═════ Given records
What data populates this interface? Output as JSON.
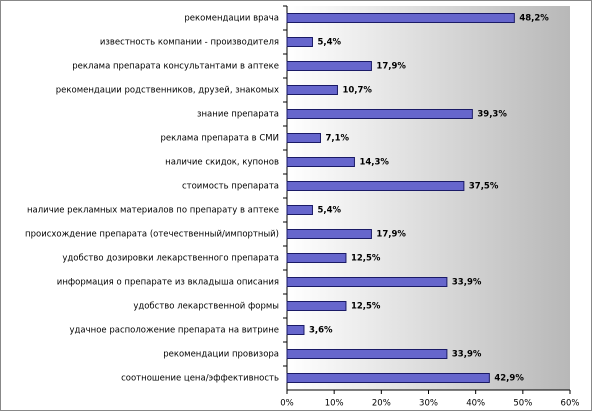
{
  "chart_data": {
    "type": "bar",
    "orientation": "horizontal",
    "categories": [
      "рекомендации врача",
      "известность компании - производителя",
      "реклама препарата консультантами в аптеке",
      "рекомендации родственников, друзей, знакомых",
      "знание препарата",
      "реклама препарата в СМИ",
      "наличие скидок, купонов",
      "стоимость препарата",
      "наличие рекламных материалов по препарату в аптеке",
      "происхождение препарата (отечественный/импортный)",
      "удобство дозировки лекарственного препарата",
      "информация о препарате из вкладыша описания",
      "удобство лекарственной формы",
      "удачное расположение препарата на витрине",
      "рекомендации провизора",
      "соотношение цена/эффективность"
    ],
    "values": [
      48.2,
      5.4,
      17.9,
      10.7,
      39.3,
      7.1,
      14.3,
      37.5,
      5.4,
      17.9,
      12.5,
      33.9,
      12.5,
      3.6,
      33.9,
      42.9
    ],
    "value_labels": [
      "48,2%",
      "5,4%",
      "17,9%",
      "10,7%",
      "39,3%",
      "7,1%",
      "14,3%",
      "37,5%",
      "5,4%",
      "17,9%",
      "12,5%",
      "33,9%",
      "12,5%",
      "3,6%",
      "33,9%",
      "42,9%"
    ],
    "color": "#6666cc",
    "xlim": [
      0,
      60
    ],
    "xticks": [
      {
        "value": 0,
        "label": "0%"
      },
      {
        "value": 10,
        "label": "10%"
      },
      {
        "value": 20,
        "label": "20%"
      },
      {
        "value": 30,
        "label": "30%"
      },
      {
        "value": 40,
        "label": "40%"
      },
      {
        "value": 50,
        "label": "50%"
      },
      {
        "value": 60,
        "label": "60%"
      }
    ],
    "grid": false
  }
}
══════════
═════ Given records
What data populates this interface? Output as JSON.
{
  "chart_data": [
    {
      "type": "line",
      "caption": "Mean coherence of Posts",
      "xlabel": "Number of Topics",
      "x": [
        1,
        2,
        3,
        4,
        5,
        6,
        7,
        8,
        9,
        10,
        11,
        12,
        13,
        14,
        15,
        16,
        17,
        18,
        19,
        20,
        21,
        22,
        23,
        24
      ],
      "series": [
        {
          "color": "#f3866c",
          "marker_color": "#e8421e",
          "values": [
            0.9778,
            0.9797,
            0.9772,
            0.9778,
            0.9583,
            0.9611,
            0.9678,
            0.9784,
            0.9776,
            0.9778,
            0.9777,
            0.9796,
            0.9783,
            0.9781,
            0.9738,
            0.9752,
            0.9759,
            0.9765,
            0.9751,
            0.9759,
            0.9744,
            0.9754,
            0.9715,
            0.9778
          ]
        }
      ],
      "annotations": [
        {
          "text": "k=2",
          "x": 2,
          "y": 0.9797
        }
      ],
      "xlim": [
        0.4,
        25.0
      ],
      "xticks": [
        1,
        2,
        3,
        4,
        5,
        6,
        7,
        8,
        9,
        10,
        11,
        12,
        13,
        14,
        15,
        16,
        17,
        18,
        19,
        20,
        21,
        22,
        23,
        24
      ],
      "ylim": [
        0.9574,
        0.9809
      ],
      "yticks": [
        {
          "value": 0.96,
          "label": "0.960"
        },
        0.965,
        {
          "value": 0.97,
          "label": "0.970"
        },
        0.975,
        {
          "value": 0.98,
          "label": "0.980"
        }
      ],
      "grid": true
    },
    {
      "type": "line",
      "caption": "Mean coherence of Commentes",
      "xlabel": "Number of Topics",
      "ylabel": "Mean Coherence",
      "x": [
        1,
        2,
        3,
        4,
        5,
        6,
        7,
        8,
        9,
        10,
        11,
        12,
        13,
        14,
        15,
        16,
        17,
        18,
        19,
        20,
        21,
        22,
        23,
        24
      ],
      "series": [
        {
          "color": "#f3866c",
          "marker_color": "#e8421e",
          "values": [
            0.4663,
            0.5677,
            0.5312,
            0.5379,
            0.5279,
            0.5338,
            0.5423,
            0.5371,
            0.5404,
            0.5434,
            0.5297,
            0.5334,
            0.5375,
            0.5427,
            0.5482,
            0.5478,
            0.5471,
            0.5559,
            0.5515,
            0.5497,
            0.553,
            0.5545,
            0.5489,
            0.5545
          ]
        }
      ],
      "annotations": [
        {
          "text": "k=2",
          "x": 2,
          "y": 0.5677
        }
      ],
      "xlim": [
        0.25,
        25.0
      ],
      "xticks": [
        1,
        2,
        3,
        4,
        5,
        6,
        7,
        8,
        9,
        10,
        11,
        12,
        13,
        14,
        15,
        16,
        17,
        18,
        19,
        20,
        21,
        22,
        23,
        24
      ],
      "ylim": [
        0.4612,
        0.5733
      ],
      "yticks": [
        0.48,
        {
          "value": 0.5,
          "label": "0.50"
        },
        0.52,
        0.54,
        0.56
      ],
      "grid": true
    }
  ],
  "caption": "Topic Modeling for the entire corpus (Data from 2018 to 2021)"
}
══════════
= Brief =
Check each line of the records for the word "реклама" and extract those that contain it.

= Task result =
      "реклама препарата консультантами в аптеке",
      "реклама препарата в СМИ",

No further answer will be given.